Data shown —
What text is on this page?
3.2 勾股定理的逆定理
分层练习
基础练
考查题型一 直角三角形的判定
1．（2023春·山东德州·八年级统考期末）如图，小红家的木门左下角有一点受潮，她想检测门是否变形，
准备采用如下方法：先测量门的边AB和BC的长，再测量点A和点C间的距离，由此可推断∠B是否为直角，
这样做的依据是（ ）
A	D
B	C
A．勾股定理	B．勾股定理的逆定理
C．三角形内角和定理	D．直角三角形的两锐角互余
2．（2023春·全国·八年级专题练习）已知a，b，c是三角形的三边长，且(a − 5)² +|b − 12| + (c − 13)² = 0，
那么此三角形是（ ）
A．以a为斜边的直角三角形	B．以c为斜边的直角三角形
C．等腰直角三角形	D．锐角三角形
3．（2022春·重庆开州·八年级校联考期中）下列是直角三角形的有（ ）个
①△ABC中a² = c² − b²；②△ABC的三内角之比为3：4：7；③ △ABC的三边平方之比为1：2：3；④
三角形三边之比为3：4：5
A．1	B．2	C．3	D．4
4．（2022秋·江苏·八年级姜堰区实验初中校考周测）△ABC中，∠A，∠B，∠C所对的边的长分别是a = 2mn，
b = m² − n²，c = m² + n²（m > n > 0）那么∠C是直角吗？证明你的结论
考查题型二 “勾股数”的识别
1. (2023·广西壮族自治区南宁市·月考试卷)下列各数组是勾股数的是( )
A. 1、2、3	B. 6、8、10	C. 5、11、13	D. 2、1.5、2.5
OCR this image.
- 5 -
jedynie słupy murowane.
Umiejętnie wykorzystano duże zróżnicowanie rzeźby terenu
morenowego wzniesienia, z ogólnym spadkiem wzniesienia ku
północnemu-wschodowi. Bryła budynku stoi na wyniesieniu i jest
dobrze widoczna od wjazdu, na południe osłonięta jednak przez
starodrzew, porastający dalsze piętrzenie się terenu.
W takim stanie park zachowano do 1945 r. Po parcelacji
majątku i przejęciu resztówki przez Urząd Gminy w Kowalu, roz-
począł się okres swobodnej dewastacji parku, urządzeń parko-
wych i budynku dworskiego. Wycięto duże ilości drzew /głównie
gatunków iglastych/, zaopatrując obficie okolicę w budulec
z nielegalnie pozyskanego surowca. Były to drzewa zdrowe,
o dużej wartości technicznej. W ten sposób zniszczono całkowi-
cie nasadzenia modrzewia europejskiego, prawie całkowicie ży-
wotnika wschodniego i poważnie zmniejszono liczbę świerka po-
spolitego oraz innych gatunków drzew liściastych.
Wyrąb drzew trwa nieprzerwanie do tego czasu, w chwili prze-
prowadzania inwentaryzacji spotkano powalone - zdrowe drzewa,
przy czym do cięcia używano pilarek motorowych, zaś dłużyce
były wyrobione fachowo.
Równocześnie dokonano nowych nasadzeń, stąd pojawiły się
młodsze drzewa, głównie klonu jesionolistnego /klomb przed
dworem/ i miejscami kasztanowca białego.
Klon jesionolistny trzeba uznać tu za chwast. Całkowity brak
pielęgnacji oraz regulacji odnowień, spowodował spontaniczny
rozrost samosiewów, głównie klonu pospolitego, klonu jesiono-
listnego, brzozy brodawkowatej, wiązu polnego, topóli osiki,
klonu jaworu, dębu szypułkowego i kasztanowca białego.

Set problem — Your task is to extract all of the records exactly.

Output of the task —
What text is on this page?
3.2 勾股定理的逆定理
分层练习
基础练
考查题型一 直角三角形的判定
1．（2023春·山东德州·八年级统考期末）如图，小红家的木门左下角有一点受潮，她想检测门是否变形，
准备采用如下方法：先测量门的边AB和BC的长，再测量点A和点C间的距离，由此可推断∠B是否为直角，
这样做的依据是（ ）
A	D
B	C
A．勾股定理	B．勾股定理的逆定理
C．三角形内角和定理	D．直角三角形的两锐角互余
2．（2023春·全国·八年级专题练习）已知a，b，c是三角形的三边长，且(a − 5)² +|b − 12| + (c − 13)² = 0，
那么此三角形是（ ）
A．以a为斜边的直角三角形	B．以c为斜边的直角三角形
C．等腰直角三角形	D．锐角三角形
3．（2022春·重庆开州·八年级校联考期中）下列是直角三角形的有（ ）个
①△ABC中a² = c² − b²；②△ABC的三内角之比为3：4：7；③ △ABC的三边平方之比为1：2：3；④
三角形三边之比为3：4：5
A．1	B．2	C．3	D．4
4．（2022秋·江苏·八年级姜堰区实验初中校考周测）△ABC中，∠A，∠B，∠C所对的边的长分别是a = 2mn，
b = m² − n²，c = m² + n²（m > n > 0）那么∠C是直角吗？证明你的结论
考查题型二 “勾股数”的识别
1. (2023·广西壮族自治区南宁市·月考试卷)下列各数组是勾股数的是( )
A. 1、2、3	B. 6、8、10	C. 5、11、13	D. 2、1.5、2.5
OCR this image.
- 5 -
jedynie słupy murowane.
Umiejętnie wykorzystano duże zróżnicowanie rzeźby terenu
morenowego wzniesienia, z ogólnym spadkiem wzniesienia ku
północnemu-wschodowi. Bryła budynku stoi na wyniesieniu i jest
dobrze widoczna od wjazdu, na południe osłonięta jednak przez
starodrzew, porastający dalsze piętrzenie się terenu.
W takim stanie park zachowano do 1945 r. Po parcelacji
majątku i przejęciu resztówki przez Urząd Gminy w Kowalu, roz-
począł się okres swobodnej dewastacji parku, urządzeń parko-
wych i budynku dworskiego. Wycięto duże ilości drzew /głównie
gatunków iglastych/, zaopatrując obficie okolicę w budulec
z nielegalnie pozyskanego surowca. Były to drzewa zdrowe,
o dużej wartości technicznej. W ten sposób zniszczono całkowi-
cie nasadzenia modrzewia europejskiego, prawie całkowicie ży-
wotnika wschodniego i poważnie zmniejszono liczbę świerka po-
spolitego oraz innych gatunków drzew liściastych.
Wyrąb drzew trwa nieprzerwanie do tego czasu, w chwili prze-
prowadzania inwentaryzacji spotkano powalone - zdrowe drzewa,
przy czym do cięcia używano pilarek motorowych, zaś dłużyce
były wyrobione fachowo.
Równocześnie dokonano nowych nasadzeń, stąd pojawiły się
młodsze drzewa, głównie klonu jesionolistnego /klomb przed
dworem/ i miejscami kasztanowca białego.
Klon jesionolistny trzeba uznać tu za chwast. Całkowity brak
pielęgnacji oraz regulacji odnowień, spowodował spontaniczny
rozrost samosiewów, głównie klonu pospolitego, klonu jesiono-
listnego, brzozy brodawkowatej, wiązu polnego, topóli osiki,
klonu jaworu, dębu szypułkowego i kasztanowca białego.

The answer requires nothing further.